_Exercise_. From the entries that follow, pick out all lines holding "系统开放时间".

_Listed entries_.

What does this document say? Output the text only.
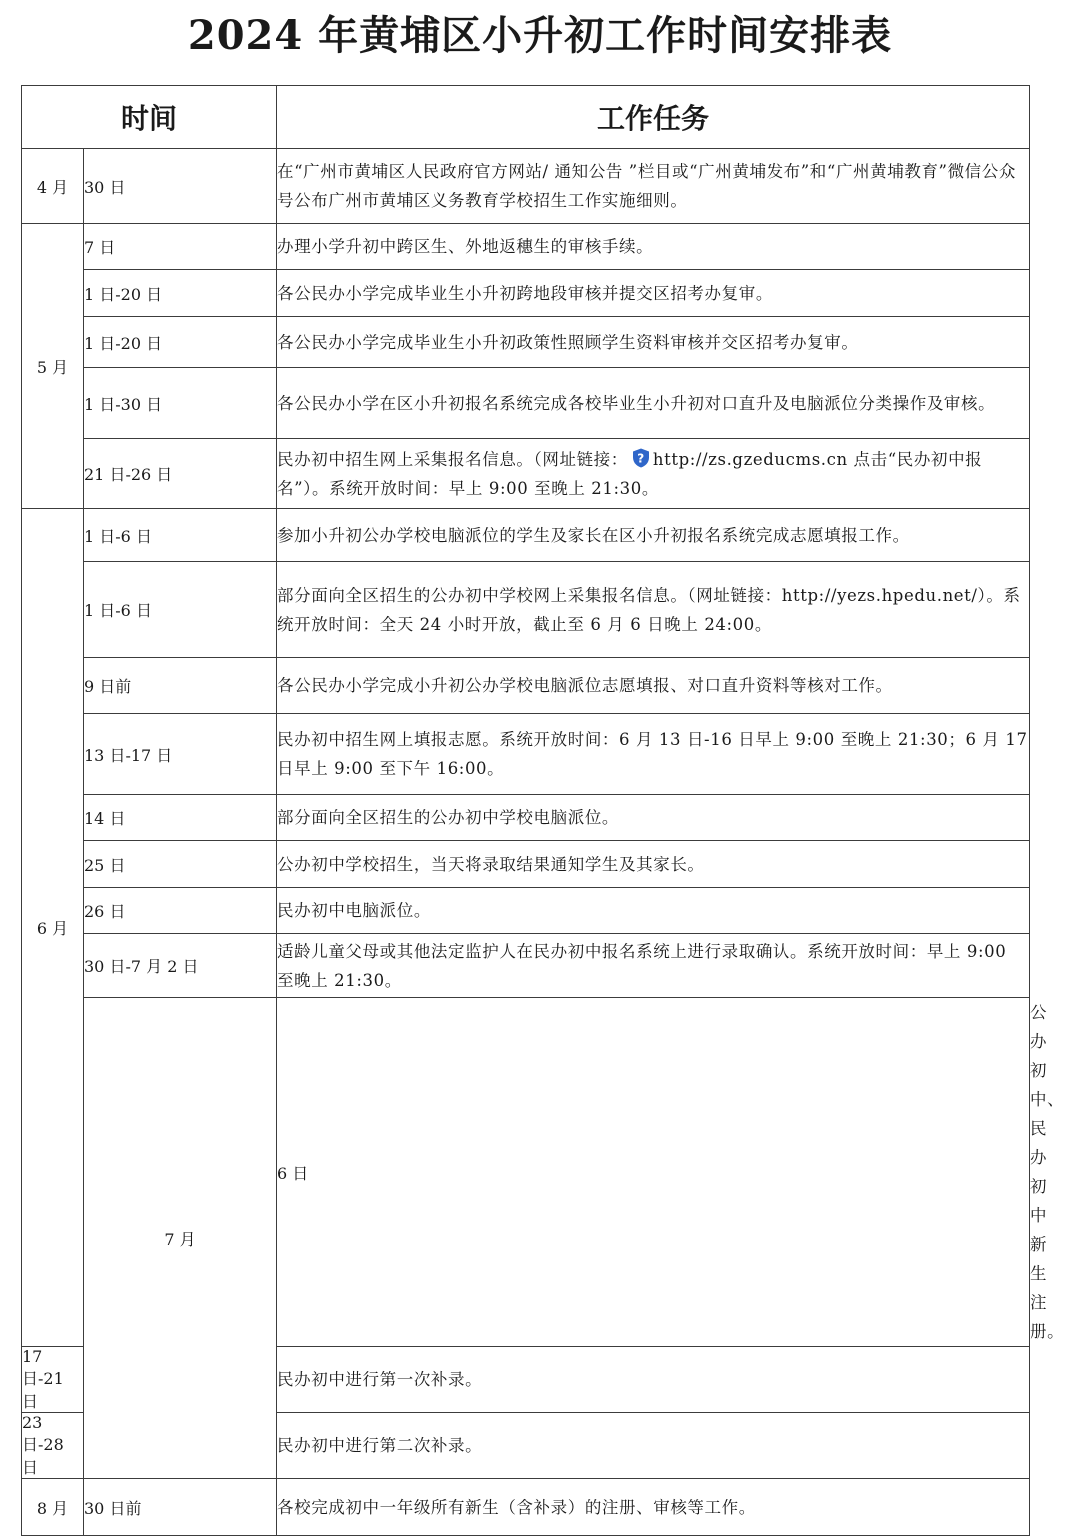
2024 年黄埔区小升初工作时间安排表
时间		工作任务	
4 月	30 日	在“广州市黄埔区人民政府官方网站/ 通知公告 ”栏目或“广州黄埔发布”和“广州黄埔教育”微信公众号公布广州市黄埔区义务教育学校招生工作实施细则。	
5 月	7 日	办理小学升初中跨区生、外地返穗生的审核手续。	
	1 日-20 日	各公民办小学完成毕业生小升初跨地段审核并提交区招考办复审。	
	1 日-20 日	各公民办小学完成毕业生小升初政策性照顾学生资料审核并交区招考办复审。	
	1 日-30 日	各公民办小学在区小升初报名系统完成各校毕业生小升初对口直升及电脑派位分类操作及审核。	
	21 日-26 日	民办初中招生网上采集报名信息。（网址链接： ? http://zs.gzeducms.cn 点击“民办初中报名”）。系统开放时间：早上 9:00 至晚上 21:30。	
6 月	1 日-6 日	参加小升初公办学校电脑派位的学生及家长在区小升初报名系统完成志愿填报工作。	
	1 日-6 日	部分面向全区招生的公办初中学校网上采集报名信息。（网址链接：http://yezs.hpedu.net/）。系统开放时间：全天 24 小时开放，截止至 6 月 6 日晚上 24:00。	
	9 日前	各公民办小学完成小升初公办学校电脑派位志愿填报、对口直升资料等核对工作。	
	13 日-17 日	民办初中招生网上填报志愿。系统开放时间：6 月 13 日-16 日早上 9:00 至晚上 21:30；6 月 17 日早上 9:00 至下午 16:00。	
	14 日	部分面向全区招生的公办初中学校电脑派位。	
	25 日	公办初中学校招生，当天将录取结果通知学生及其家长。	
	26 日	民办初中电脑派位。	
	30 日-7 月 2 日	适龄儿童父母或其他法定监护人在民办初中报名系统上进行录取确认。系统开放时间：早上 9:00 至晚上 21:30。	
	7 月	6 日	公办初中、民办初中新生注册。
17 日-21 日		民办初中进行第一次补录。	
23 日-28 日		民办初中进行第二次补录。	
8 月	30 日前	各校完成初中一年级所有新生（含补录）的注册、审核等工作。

_Complete output_.
	21 日-26 日	民办初中招生网上采集报名信息。（网址链接： ? http://zs.gzeducms.cn 点击“民办初中报名”）。系统开放时间：早上 9:00 至晚上 21:30。	
	1 日-6 日	部分面向全区招生的公办初中学校网上采集报名信息。（网址链接：http://yezs.hpedu.net/）。系统开放时间：全天 24 小时开放，截止至 6 月 6 日晚上 24:00。	
	13 日-17 日	民办初中招生网上填报志愿。系统开放时间：6 月 13 日-16 日早上 9:00 至晚上 21:30；6 月 17 日早上 9:00 至下午 16:00。	
	30 日-7 月 2 日	适龄儿童父母或其他法定监护人在民办初中报名系统上进行录取确认。系统开放时间：早上 9:00 至晚上 21:30。	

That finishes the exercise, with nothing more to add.